Source material
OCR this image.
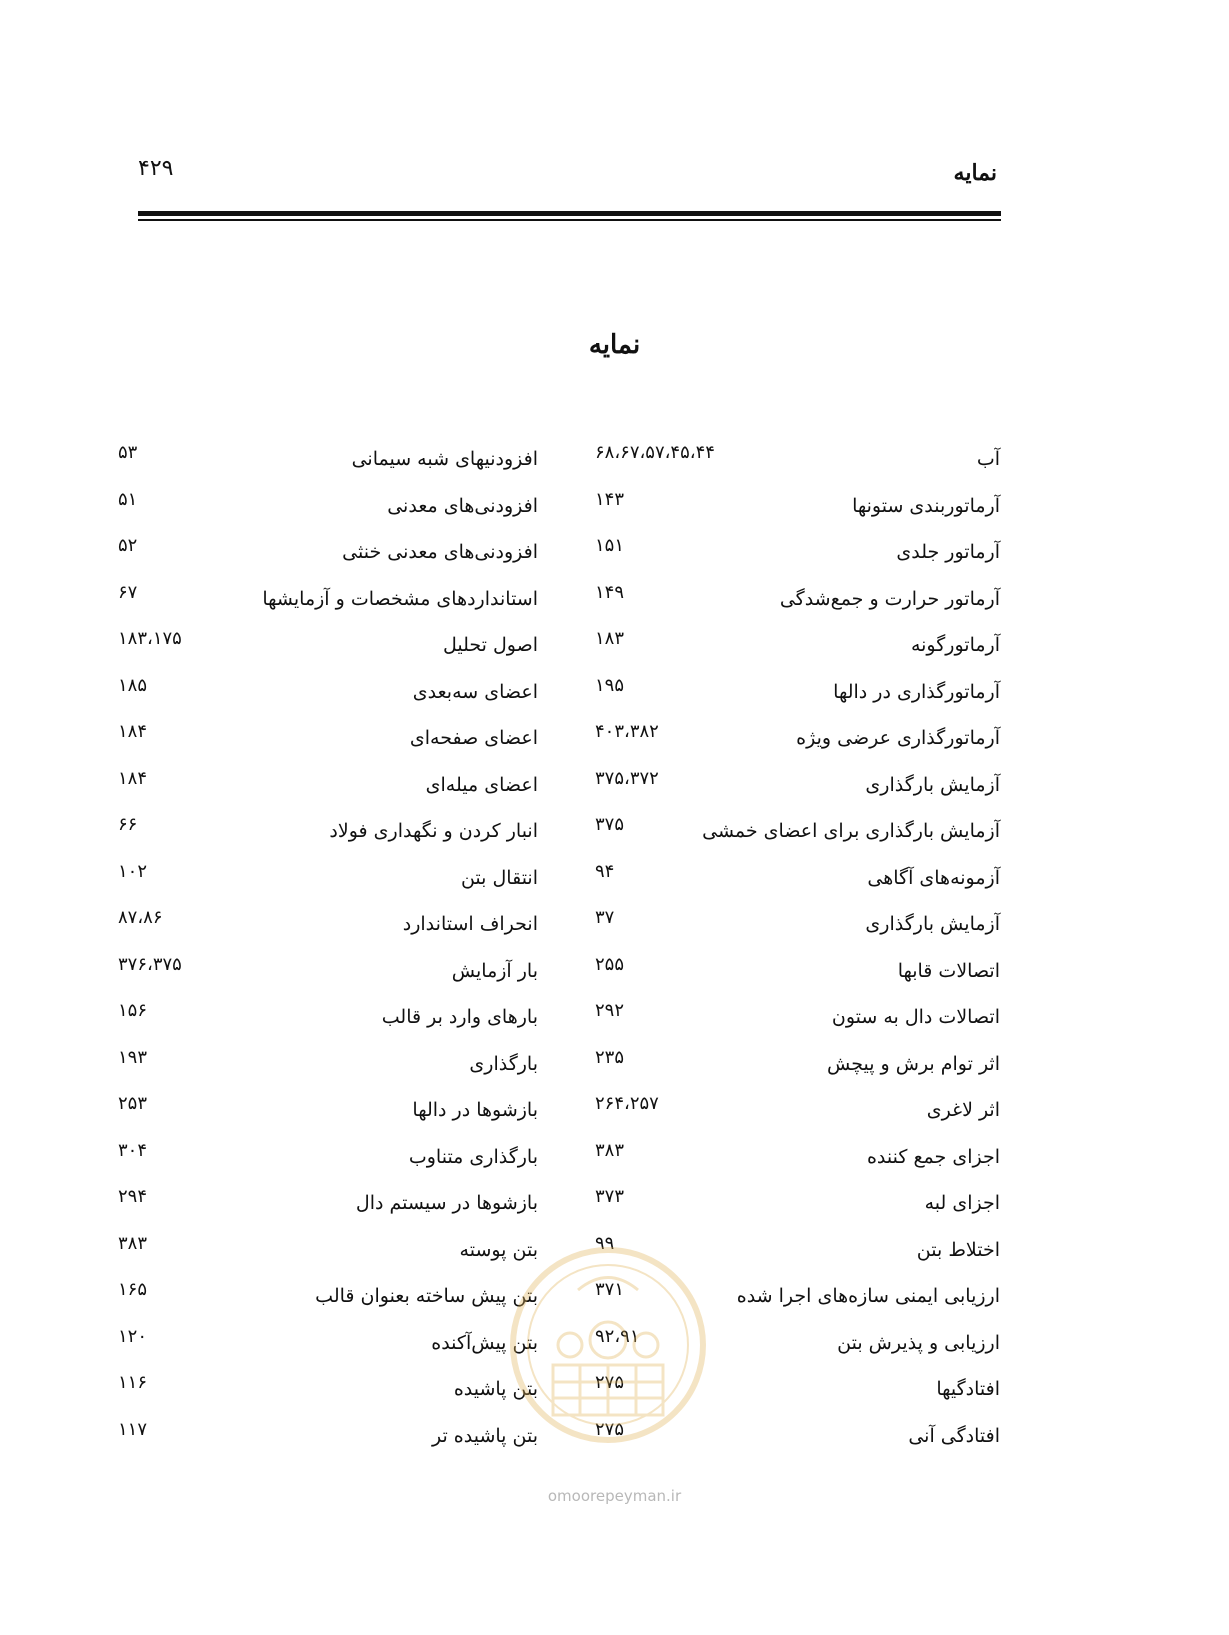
نمایه
۴۲۹
نمایه
آب
۶۸،۶۷،۵۷،۴۵،۴۴
آرماتوربندی ستونها
۱۴۳
آرماتور جلدی
۱۵۱
آرماتور حرارت و جمع‌شدگی
۱۴۹
آرماتورگونه
۱۸۳
آرماتورگذاری در دالها
۱۹۵
آرماتورگذاری عرضی ویژه
۴۰۳،۳۸۲
آزمایش بارگذاری
۳۷۵،۳۷۲
آزمایش بارگذاری برای اعضای خمشی
۳۷۵
آزمونه‌های آگاهی
۹۴
آزمایش بارگذاری
۳۷
اتصالات قابها
۲۵۵
اتصالات دال به ستون
۲۹۲
اثر توام برش و پیچش
۲۳۵
اثر لاغری
۲۶۴،۲۵۷
اجزای جمع کننده
۳۸۳
اجزای لبه
۳۷۳
اختلاط بتن
۹۹
ارزیابی ایمنی سازه‌های اجرا شده
۳۷۱
ارزیابی و پذیرش بتن
۹۲،۹۱
افتادگیها
۲۷۵
افتادگی آنی
۲۷۵
افزودنیهای شبه سیمانی
۵۳
افزودنی‌های معدنی
۵۱
افزودنی‌های معدنی خنثی
۵۲
استانداردهای مشخصات و آزمایشها
۶۷
اصول تحلیل
۱۸۳،۱۷۵
اعضای سه‌بعدی
۱۸۵
اعضای صفحه‌ای
۱۸۴
اعضای میله‌ای
۱۸۴
انبار کردن و نگهداری فولاد
۶۶
انتقال بتن
۱۰۲
انحراف استاندارد
۸۷،۸۶
بار آزمایش
۳۷۶،۳۷۵
بارهای وارد بر قالب
۱۵۶
بارگذاری
۱۹۳
بازشوها در دالها
۲۵۳
بارگذاری متناوب
۳۰۴
بازشوها در سیستم دال
۲۹۴
بتن پوسته
۳۸۳
بتن پیش ساخته بعنوان قالب
۱۶۵
بتن پیش‌آکنده
۱۲۰
بتن پاشیده
۱۱۶
بتن پاشیده تر
۱۱۷
omoorepeyman.ir
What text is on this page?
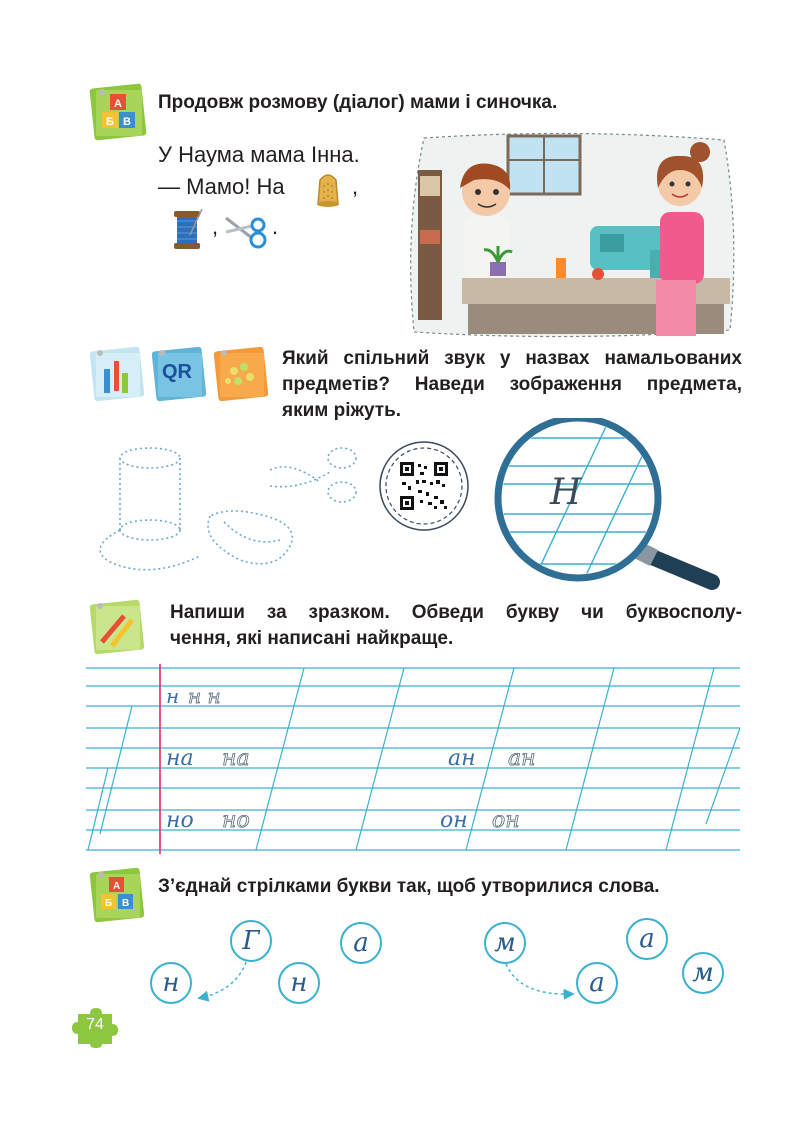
А
Б В
Продовж розмову (діалог) мами і синочка.
У Наума мама Інна.
— Мамо! На	,
, .
QR
Який спільний звук у назвах намальованих
предметів? Наведи зображення предмета,
яким ріжуть.
Н
Напиши за зразком. Обведи букву чи буквосполу-
чення, які написані найкраще.
н н н
на на	ан ан
но но	он он
А
Б В
З’єднай стрілками букви так, щоб утворилися слова.
Г	а
н	н
м	а
а	м
74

Direction
Transcribe the records above exactly, leaving out every picture.

Result below
OCR this image.
نمایه
۴۲۹
نمایه
آب
۶۸،۶۷،۵۷،۴۵،۴۴
آرماتوربندی ستونها
۱۴۳
آرماتور جلدی
۱۵۱
آرماتور حرارت و جمع‌شدگی
۱۴۹
آرماتورگونه
۱۸۳
آرماتورگذاری در دالها
۱۹۵
آرماتورگذاری عرضی ویژه
۴۰۳،۳۸۲
آزمایش بارگذاری
۳۷۵،۳۷۲
آزمایش بارگذاری برای اعضای خمشی
۳۷۵
آزمونه‌های آگاهی
۹۴
آزمایش بارگذاری
۳۷
اتصالات قابها
۲۵۵
اتصالات دال به ستون
۲۹۲
اثر توام برش و پیچش
۲۳۵
اثر لاغری
۲۶۴،۲۵۷
اجزای جمع کننده
۳۸۳
اجزای لبه
۳۷۳
اختلاط بتن
۹۹
ارزیابی ایمنی سازه‌های اجرا شده
۳۷۱
ارزیابی و پذیرش بتن
۹۲،۹۱
افتادگیها
۲۷۵
افتادگی آنی
۲۷۵
افزودنیهای شبه سیمانی
۵۳
افزودنی‌های معدنی
۵۱
افزودنی‌های معدنی خنثی
۵۲
استانداردهای مشخصات و آزمایشها
۶۷
اصول تحلیل
۱۸۳،۱۷۵
اعضای سه‌بعدی
۱۸۵
اعضای صفحه‌ای
۱۸۴
اعضای میله‌ای
۱۸۴
انبار کردن و نگهداری فولاد
۶۶
انتقال بتن
۱۰۲
انحراف استاندارد
۸۷،۸۶
بار آزمایش
۳۷۶،۳۷۵
بارهای وارد بر قالب
۱۵۶
بارگذاری
۱۹۳
بازشوها در دالها
۲۵۳
بارگذاری متناوب
۳۰۴
بازشوها در سیستم دال
۲۹۴
بتن پوسته
۳۸۳
بتن پیش ساخته بعنوان قالب
۱۶۵
بتن پیش‌آکنده
۱۲۰
بتن پاشیده
۱۱۶
بتن پاشیده تر
۱۱۷
omoorepeyman.ir
What text is on this page?
А
Б В
Продовж розмову (діалог) мами і синочка.
У Наума мама Інна.
— Мамо! На	,
, .
QR
Який спільний звук у назвах намальованих
предметів? Наведи зображення предмета,
яким ріжуть.
Н
Напиши за зразком. Обведи букву чи буквосполу-
чення, які написані найкраще.
н н н
на на	ан ан
но но	он он
А
Б В
З’єднай стрілками букви так, щоб утворилися слова.
Г	а
н	н
м	а
а	м
74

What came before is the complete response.